WHAT NEEDS TO BE DONE. Return the complete listing that follows, with each line reproduced exactly.

DATA TO USE.
## begin

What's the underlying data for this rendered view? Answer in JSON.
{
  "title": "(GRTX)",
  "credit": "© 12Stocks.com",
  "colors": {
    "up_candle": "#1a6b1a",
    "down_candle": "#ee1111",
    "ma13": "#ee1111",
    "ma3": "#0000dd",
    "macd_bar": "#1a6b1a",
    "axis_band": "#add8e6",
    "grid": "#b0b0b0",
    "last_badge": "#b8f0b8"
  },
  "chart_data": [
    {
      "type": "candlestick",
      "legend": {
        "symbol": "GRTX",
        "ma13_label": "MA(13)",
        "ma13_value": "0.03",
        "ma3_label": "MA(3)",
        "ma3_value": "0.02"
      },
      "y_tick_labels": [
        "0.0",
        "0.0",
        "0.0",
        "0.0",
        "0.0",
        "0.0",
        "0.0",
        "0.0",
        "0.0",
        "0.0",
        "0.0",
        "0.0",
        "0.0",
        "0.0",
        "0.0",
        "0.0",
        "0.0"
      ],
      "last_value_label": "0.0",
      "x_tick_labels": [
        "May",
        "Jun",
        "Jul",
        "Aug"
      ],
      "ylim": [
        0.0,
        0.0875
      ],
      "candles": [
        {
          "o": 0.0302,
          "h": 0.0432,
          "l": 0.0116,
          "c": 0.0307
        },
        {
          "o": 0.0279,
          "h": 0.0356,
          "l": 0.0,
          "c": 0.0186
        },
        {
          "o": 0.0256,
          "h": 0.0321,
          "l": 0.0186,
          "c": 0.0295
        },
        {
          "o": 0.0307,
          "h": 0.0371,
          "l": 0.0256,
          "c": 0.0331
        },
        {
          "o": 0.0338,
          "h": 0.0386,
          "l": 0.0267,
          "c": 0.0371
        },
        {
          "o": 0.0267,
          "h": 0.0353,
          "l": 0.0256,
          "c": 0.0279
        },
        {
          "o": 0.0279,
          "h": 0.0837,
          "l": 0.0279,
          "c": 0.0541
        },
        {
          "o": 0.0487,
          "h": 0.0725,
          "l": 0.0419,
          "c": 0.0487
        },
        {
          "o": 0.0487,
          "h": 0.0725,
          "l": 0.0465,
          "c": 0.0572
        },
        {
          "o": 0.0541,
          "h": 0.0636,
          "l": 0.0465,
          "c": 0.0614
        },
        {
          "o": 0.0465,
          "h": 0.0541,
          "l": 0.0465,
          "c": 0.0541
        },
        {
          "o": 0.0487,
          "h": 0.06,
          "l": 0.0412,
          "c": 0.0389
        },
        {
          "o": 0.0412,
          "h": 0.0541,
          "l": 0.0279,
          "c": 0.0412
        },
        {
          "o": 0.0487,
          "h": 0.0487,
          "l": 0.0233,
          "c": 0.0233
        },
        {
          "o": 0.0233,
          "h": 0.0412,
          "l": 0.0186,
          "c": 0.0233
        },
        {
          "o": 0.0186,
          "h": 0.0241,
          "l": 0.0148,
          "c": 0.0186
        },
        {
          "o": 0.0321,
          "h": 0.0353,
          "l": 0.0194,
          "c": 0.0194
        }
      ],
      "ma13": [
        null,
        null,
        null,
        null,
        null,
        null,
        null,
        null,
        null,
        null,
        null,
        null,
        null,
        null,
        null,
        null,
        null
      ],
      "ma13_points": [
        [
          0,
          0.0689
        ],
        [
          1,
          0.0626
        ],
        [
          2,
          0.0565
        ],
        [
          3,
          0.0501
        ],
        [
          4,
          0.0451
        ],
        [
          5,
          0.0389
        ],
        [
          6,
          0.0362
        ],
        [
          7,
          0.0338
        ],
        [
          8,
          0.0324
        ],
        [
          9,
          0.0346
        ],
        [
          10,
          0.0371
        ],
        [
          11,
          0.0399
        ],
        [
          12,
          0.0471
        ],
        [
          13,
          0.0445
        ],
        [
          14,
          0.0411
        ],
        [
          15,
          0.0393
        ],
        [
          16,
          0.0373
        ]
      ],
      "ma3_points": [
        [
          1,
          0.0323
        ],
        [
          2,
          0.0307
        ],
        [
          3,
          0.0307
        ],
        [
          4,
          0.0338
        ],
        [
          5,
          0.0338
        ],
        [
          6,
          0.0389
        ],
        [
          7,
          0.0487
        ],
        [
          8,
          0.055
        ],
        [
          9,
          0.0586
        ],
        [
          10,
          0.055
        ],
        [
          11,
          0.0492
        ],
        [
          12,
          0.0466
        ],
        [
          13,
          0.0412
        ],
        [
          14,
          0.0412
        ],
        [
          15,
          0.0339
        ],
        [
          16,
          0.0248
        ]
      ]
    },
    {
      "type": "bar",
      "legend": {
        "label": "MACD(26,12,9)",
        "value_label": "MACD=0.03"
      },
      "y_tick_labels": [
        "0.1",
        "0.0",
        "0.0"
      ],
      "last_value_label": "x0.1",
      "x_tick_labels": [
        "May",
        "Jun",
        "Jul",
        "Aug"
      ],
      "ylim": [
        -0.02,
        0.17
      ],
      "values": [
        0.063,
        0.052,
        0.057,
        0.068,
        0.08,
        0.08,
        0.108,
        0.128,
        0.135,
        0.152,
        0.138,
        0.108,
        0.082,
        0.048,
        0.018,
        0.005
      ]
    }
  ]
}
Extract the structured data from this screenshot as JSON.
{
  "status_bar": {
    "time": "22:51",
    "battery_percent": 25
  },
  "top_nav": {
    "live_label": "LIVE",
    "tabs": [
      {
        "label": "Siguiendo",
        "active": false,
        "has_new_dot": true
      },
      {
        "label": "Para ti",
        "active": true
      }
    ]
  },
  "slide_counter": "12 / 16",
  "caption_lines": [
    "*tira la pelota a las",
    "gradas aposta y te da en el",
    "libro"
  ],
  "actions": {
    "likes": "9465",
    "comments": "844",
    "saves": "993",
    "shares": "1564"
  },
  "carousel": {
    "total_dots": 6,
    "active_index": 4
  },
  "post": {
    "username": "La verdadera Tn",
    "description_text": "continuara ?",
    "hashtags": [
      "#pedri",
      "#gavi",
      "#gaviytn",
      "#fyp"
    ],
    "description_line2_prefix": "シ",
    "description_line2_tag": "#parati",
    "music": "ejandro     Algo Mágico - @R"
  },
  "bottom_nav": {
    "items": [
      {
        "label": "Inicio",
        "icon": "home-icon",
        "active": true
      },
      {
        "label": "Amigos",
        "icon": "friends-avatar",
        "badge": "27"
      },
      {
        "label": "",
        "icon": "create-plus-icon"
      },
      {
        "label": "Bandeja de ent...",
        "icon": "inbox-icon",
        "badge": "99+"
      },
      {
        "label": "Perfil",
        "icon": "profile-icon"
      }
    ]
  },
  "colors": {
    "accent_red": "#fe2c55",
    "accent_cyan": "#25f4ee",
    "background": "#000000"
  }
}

## end

FINAL RESULT.
What's the underlying data for this rendered view? Answer in JSON.
{
  "title": "(GRTX)",
  "credit": "© 12Stocks.com",
  "colors": {
    "up_candle": "#1a6b1a",
    "down_candle": "#ee1111",
    "ma13": "#ee1111",
    "ma3": "#0000dd",
    "macd_bar": "#1a6b1a",
    "axis_band": "#add8e6",
    "grid": "#b0b0b0",
    "last_badge": "#b8f0b8"
  },
  "chart_data": [
    {
      "type": "candlestick",
      "legend": {
        "symbol": "GRTX",
        "ma13_label": "MA(13)",
        "ma13_value": "0.03",
        "ma3_label": "MA(3)",
        "ma3_value": "0.02"
      },
      "y_tick_labels": [
        "0.0",
        "0.0",
        "0.0",
        "0.0",
        "0.0",
        "0.0",
        "0.0",
        "0.0",
        "0.0",
        "0.0",
        "0.0",
        "0.0",
        "0.0",
        "0.0",
        "0.0",
        "0.0",
        "0.0"
      ],
      "last_value_label": "0.0",
      "x_tick_labels": [
        "May",
        "Jun",
        "Jul",
        "Aug"
      ],
      "ylim": [
        0.0,
        0.0875
      ],
      "candles": [
        {
          "o": 0.0302,
          "h": 0.0432,
          "l": 0.0116,
          "c": 0.0307
        },
        {
          "o": 0.0279,
          "h": 0.0356,
          "l": 0.0,
          "c": 0.0186
        },
        {
          "o": 0.0256,
          "h": 0.0321,
          "l": 0.0186,
          "c": 0.0295
        },
        {
          "o": 0.0307,
          "h": 0.0371,
          "l": 0.0256,
          "c": 0.0331
        },
        {
          "o": 0.0338,
          "h": 0.0386,
          "l": 0.0267,
          "c": 0.0371
        },
        {
          "o": 0.0267,
          "h": 0.0353,
          "l": 0.0256,
          "c": 0.0279
        },
        {
          "o": 0.0279,
          "h": 0.0837,
          "l": 0.0279,
          "c": 0.0541
        },
        {
          "o": 0.0487,
          "h": 0.0725,
          "l": 0.0419,
          "c": 0.0487
        },
        {
          "o": 0.0487,
          "h": 0.0725,
          "l": 0.0465,
          "c": 0.0572
        },
        {
          "o": 0.0541,
          "h": 0.0636,
          "l": 0.0465,
          "c": 0.0614
        },
        {
          "o": 0.0465,
          "h": 0.0541,
          "l": 0.0465,
          "c": 0.0541
        },
        {
          "o": 0.0487,
          "h": 0.06,
          "l": 0.0412,
          "c": 0.0389
        },
        {
          "o": 0.0412,
          "h": 0.0541,
          "l": 0.0279,
          "c": 0.0412
        },
        {
          "o": 0.0487,
          "h": 0.0487,
          "l": 0.0233,
          "c": 0.0233
        },
        {
          "o": 0.0233,
          "h": 0.0412,
          "l": 0.0186,
          "c": 0.0233
        },
        {
          "o": 0.0186,
          "h": 0.0241,
          "l": 0.0148,
          "c": 0.0186
        },
        {
          "o": 0.0321,
          "h": 0.0353,
          "l": 0.0194,
          "c": 0.0194
        }
      ],
      "ma13": [
        null,
        null,
        null,
        null,
        null,
        null,
        null,
        null,
        null,
        null,
        null,
        null,
        null,
        null,
        null,
        null,
        null
      ],
      "ma13_points": [
        [
          0,
          0.0689
        ],
        [
          1,
          0.0626
        ],
        [
          2,
          0.0565
        ],
        [
          3,
          0.0501
        ],
        [
          4,
          0.0451
        ],
        [
          5,
          0.0389
        ],
        [
          6,
          0.0362
        ],
        [
          7,
          0.0338
        ],
        [
          8,
          0.0324
        ],
        [
          9,
          0.0346
        ],
        [
          10,
          0.0371
        ],
        [
          11,
          0.0399
        ],
        [
          12,
          0.0471
        ],
        [
          13,
          0.0445
        ],
        [
          14,
          0.0411
        ],
        [
          15,
          0.0393
        ],
        [
          16,
          0.0373
        ]
      ],
      "ma3_points": [
        [
          1,
          0.0323
        ],
        [
          2,
          0.0307
        ],
        [
          3,
          0.0307
        ],
        [
          4,
          0.0338
        ],
        [
          5,
          0.0338
        ],
        [
          6,
          0.0389
        ],
        [
          7,
          0.0487
        ],
        [
          8,
          0.055
        ],
        [
          9,
          0.0586
        ],
        [
          10,
          0.055
        ],
        [
          11,
          0.0492
        ],
        [
          12,
          0.0466
        ],
        [
          13,
          0.0412
        ],
        [
          14,
          0.0412
        ],
        [
          15,
          0.0339
        ],
        [
          16,
          0.0248
        ]
      ]
    },
    {
      "type": "bar",
      "legend": {
        "label": "MACD(26,12,9)",
        "value_label": "MACD=0.03"
      },
      "y_tick_labels": [
        "0.1",
        "0.0",
        "0.0"
      ],
      "last_value_label": "x0.1",
      "x_tick_labels": [
        "May",
        "Jun",
        "Jul",
        "Aug"
      ],
      "ylim": [
        -0.02,
        0.17
      ],
      "values": [
        0.063,
        0.052,
        0.057,
        0.068,
        0.08,
        0.08,
        0.108,
        0.128,
        0.135,
        0.152,
        0.138,
        0.108,
        0.082,
        0.048,
        0.018,
        0.005
      ]
    }
  ]
}
Extract the structured data from this screenshot as JSON.
{
  "status_bar": {
    "time": "22:51",
    "battery_percent": 25
  },
  "top_nav": {
    "live_label": "LIVE",
    "tabs": [
      {
        "label": "Siguiendo",
        "active": false,
        "has_new_dot": true
      },
      {
        "label": "Para ti",
        "active": true
      }
    ]
  },
  "slide_counter": "12 / 16",
  "caption_lines": [
    "*tira la pelota a las",
    "gradas aposta y te da en el",
    "libro"
  ],
  "actions": {
    "likes": "9465",
    "comments": "844",
    "saves": "993",
    "shares": "1564"
  },
  "carousel": {
    "total_dots": 6,
    "active_index": 4
  },
  "post": {
    "username": "La verdadera Tn",
    "description_text": "continuara ?",
    "hashtags": [
      "#pedri",
      "#gavi",
      "#gaviytn",
      "#fyp"
    ],
    "description_line2_prefix": "シ",
    "description_line2_tag": "#parati",
    "music": "ejandro     Algo Mágico - @R"
  },
  "bottom_nav": {
    "items": [
      {
        "label": "Inicio",
        "icon": "home-icon",
        "active": true
      },
      {
        "label": "Amigos",
        "icon": "friends-avatar",
        "badge": "27"
      },
      {
        "label": "",
        "icon": "create-plus-icon"
      },
      {
        "label": "Bandeja de ent...",
        "icon": "inbox-icon",
        "badge": "99+"
      },
      {
        "label": "Perfil",
        "icon": "profile-icon"
      }
    ]
  },
  "colors": {
    "accent_red": "#fe2c55",
    "accent_cyan": "#25f4ee",
    "background": "#000000"
  }
}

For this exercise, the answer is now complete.